[Exercise aim]
Search the records for "Infant". Copy every line where it appears.

[Given records]
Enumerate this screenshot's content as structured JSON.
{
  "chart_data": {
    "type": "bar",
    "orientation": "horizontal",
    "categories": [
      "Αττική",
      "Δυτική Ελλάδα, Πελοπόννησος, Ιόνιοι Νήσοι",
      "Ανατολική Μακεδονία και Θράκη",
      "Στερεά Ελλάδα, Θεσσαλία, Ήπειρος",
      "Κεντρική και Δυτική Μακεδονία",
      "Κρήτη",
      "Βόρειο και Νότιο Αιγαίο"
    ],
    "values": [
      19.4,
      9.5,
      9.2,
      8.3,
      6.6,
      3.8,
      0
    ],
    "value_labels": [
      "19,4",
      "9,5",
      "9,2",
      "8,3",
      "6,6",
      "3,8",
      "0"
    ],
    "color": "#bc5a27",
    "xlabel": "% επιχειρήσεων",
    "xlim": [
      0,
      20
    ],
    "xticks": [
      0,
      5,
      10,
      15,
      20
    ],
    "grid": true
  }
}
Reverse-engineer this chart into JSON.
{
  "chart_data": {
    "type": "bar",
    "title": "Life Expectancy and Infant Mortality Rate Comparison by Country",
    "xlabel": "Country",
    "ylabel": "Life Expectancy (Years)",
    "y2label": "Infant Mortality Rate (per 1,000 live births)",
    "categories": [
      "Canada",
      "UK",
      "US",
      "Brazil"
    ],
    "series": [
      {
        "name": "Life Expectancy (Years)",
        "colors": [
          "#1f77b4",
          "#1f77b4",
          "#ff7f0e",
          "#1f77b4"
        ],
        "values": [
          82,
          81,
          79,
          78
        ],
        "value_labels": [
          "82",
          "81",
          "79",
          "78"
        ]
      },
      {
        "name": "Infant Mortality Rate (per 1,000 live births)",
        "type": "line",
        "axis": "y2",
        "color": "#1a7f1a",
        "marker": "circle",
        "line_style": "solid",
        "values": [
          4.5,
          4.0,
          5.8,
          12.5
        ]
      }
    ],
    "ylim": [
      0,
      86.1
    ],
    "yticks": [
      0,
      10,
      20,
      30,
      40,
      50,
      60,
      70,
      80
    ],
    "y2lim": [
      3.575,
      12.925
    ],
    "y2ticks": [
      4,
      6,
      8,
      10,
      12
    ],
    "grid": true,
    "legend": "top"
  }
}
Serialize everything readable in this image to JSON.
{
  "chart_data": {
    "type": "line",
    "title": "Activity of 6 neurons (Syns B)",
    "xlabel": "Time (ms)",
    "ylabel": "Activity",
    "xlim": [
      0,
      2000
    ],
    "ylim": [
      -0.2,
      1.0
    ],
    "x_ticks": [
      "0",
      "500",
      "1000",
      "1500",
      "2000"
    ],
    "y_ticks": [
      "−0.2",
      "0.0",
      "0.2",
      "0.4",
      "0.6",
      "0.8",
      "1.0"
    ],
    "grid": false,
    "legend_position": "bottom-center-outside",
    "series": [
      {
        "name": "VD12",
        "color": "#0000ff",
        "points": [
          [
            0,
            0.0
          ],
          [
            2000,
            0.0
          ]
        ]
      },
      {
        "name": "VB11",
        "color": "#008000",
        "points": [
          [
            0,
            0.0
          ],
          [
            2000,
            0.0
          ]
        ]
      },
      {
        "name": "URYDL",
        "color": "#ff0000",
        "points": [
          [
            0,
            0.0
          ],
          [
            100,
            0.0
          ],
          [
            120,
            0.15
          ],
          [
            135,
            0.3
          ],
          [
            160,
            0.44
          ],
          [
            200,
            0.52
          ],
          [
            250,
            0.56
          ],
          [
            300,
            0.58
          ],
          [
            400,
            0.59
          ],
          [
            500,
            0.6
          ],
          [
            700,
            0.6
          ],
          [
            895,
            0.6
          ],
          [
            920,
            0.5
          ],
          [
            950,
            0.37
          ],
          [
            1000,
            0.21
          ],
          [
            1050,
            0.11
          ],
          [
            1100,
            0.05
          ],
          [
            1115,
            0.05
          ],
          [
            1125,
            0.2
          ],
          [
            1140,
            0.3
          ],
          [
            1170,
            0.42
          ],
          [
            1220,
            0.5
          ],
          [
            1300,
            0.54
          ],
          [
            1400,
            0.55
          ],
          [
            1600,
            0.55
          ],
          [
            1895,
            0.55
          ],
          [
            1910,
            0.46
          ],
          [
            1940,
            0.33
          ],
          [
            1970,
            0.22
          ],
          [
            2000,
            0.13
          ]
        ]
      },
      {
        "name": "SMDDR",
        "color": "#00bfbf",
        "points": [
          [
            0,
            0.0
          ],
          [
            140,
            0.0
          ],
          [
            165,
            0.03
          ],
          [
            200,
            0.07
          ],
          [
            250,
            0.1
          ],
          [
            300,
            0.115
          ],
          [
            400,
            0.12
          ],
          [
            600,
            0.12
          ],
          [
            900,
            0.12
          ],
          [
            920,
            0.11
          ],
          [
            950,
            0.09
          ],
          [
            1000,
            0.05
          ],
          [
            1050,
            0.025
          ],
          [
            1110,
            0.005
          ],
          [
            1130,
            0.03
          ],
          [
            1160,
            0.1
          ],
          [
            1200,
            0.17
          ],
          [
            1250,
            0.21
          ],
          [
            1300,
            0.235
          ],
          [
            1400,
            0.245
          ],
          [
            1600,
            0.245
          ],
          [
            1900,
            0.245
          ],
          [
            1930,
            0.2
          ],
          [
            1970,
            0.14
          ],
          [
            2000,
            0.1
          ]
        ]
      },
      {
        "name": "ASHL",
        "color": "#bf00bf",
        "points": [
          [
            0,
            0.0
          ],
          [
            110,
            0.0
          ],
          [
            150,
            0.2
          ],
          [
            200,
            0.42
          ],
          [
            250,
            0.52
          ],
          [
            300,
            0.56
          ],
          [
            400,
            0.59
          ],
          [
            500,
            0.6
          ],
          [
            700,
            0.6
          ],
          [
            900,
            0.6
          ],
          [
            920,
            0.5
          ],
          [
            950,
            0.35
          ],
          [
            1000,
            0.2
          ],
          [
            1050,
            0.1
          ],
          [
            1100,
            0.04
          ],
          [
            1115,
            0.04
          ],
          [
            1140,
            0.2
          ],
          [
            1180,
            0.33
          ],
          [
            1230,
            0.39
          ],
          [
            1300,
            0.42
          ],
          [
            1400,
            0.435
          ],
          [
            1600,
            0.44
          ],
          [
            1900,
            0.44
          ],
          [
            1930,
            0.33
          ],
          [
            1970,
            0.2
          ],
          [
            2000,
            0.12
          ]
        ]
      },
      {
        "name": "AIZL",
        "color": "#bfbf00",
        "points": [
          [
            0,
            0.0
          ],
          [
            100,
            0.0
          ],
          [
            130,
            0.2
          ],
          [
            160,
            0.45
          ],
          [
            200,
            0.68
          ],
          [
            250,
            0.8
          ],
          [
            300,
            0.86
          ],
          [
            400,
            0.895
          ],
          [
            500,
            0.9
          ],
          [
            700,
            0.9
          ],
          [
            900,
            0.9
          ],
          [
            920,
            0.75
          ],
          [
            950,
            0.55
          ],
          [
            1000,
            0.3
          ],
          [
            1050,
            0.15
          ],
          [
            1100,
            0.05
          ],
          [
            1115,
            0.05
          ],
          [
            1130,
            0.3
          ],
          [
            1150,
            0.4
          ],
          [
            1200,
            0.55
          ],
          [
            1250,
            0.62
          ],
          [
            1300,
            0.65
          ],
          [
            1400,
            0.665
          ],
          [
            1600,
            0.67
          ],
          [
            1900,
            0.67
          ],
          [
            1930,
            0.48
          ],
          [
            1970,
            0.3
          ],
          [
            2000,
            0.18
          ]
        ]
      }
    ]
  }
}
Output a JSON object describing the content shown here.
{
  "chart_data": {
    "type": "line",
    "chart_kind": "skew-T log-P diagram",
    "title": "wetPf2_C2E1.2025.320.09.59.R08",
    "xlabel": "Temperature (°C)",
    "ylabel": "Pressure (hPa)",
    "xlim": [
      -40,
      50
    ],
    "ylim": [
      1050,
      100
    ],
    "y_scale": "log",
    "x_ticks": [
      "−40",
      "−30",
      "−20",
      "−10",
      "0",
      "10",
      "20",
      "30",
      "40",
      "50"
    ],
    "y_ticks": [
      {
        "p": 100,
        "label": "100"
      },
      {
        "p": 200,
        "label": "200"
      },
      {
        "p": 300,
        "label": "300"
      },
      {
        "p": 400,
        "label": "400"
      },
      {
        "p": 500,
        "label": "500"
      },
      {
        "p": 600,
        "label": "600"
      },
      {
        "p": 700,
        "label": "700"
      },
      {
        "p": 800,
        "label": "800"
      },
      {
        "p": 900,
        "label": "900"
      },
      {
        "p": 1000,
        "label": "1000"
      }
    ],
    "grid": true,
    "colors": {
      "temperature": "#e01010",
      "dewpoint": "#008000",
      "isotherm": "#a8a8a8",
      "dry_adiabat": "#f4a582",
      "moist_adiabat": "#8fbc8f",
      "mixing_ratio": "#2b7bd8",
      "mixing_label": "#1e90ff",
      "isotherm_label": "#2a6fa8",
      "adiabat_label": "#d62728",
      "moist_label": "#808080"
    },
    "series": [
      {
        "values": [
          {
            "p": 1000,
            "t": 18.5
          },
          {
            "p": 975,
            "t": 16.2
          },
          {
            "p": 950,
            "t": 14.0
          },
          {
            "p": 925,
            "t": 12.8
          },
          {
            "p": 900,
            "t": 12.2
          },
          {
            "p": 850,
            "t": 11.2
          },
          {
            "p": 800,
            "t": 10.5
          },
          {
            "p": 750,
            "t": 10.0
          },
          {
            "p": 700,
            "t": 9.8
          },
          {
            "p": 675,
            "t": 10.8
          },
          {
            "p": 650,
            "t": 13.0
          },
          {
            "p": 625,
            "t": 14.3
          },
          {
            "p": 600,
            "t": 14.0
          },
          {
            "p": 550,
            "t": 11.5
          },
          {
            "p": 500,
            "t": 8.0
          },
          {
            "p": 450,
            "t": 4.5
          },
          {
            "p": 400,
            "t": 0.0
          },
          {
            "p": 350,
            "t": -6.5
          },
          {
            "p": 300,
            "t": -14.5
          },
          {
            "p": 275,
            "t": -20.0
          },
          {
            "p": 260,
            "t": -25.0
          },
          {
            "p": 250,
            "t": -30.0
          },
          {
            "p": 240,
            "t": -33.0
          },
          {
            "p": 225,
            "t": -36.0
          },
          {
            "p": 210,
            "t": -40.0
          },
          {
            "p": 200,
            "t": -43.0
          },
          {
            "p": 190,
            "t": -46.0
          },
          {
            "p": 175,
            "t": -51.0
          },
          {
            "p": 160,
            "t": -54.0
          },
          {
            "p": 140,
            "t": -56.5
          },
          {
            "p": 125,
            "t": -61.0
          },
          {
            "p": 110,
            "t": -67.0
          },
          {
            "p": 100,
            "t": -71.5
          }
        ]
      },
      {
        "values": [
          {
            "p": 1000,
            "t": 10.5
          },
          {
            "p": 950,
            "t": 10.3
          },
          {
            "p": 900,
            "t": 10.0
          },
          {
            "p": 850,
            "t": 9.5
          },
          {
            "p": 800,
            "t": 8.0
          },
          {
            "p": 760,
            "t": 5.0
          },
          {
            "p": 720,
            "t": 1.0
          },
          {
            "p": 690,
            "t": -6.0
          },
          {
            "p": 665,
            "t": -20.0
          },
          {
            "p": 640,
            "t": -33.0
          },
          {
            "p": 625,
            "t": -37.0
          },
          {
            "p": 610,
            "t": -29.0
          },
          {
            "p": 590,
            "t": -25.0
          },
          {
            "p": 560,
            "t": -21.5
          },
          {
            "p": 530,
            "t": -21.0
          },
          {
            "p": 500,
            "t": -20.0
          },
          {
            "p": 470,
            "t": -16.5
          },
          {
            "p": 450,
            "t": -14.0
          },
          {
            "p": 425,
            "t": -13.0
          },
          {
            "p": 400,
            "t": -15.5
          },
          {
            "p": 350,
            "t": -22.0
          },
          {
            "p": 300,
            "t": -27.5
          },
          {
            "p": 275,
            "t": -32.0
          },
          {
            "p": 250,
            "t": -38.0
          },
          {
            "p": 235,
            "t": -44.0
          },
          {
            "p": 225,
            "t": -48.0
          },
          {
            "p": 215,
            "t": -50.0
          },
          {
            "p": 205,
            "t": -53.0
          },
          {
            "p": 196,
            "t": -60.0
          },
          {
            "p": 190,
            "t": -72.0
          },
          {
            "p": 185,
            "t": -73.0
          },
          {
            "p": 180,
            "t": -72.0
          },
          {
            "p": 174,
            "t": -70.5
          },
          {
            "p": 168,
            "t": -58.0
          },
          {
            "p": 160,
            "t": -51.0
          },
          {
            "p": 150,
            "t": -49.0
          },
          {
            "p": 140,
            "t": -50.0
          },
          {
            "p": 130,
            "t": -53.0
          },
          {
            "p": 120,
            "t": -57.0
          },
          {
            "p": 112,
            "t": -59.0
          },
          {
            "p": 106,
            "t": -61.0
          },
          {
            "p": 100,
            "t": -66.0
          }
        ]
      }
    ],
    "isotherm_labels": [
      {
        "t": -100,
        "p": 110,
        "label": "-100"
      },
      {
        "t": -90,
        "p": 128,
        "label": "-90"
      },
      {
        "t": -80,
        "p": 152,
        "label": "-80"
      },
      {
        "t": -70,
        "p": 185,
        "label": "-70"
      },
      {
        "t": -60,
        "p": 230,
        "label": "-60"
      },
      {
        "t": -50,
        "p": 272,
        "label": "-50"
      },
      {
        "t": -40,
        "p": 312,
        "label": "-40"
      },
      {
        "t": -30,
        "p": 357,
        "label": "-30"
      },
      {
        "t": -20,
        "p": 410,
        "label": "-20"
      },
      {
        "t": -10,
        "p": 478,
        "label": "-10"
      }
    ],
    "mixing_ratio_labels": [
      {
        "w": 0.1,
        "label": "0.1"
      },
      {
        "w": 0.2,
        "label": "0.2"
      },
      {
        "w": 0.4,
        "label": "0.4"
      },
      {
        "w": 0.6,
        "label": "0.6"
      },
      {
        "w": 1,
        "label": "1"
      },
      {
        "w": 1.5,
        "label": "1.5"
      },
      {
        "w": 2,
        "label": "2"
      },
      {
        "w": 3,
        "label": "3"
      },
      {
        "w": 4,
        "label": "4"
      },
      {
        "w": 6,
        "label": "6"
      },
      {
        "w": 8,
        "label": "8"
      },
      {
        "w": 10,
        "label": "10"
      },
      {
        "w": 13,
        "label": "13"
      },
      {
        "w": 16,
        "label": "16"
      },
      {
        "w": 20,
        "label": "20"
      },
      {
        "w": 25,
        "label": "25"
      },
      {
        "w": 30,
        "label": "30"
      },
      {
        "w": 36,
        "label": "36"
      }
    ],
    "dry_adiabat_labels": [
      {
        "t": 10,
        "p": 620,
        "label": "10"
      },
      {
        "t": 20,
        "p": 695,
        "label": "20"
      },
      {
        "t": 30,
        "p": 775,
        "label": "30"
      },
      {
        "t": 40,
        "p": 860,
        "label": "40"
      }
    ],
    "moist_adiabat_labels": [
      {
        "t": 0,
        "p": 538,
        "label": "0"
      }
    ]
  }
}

[Solution for this task]
    "title": "Life Expectancy and Infant Mortality Rate Comparison by Country",
    "y2label": "Infant Mortality Rate (per 1,000 live births)",
        "name": "Infant Mortality Rate (per 1,000 live births)",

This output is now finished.